(Saved entries)
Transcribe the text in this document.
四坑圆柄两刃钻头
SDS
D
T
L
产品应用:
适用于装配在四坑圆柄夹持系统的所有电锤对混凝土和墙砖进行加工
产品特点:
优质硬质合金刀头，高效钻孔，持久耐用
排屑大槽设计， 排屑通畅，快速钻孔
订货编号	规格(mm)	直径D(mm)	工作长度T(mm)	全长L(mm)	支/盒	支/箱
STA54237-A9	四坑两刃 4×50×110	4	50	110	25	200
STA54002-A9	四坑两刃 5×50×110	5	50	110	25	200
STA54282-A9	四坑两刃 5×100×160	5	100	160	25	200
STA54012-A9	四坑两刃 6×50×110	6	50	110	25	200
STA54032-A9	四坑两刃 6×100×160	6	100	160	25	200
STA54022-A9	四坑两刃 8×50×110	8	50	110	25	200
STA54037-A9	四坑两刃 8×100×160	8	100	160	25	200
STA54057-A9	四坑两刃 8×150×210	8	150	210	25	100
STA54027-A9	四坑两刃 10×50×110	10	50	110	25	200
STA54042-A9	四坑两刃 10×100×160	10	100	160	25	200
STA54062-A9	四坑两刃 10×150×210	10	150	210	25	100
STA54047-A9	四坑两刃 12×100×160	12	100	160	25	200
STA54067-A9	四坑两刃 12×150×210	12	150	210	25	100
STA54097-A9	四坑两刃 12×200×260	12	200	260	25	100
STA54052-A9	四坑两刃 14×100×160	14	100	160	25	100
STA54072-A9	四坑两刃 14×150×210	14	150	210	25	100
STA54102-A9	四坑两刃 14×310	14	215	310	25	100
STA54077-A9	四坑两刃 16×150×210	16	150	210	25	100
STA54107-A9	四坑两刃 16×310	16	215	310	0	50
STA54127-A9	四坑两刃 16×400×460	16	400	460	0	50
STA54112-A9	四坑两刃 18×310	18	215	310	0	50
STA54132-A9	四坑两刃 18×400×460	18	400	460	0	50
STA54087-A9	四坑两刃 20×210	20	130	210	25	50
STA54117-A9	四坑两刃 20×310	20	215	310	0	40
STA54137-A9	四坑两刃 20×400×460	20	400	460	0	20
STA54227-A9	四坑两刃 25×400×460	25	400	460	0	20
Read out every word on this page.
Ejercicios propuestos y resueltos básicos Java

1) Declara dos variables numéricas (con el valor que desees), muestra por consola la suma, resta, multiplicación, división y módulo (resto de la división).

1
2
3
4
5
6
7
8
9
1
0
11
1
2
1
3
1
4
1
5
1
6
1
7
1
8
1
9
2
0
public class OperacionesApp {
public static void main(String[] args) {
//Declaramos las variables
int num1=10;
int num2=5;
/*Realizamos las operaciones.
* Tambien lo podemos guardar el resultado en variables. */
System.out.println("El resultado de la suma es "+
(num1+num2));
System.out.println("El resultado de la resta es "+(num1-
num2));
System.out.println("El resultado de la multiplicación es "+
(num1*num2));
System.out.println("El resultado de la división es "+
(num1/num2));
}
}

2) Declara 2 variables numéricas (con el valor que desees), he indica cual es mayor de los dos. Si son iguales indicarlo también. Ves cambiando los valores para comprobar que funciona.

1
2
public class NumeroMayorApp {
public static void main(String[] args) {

Written problem => Check each line of the entries above, and show every one holding the word "println".

Exercise result =>
System.out.println("El resultado de la suma es "+
System.out.println("El resultado de la resta es "+(num1-
System.out.println("El resultado de la multiplicación es "+
System.out.println("El resultado de la división es "+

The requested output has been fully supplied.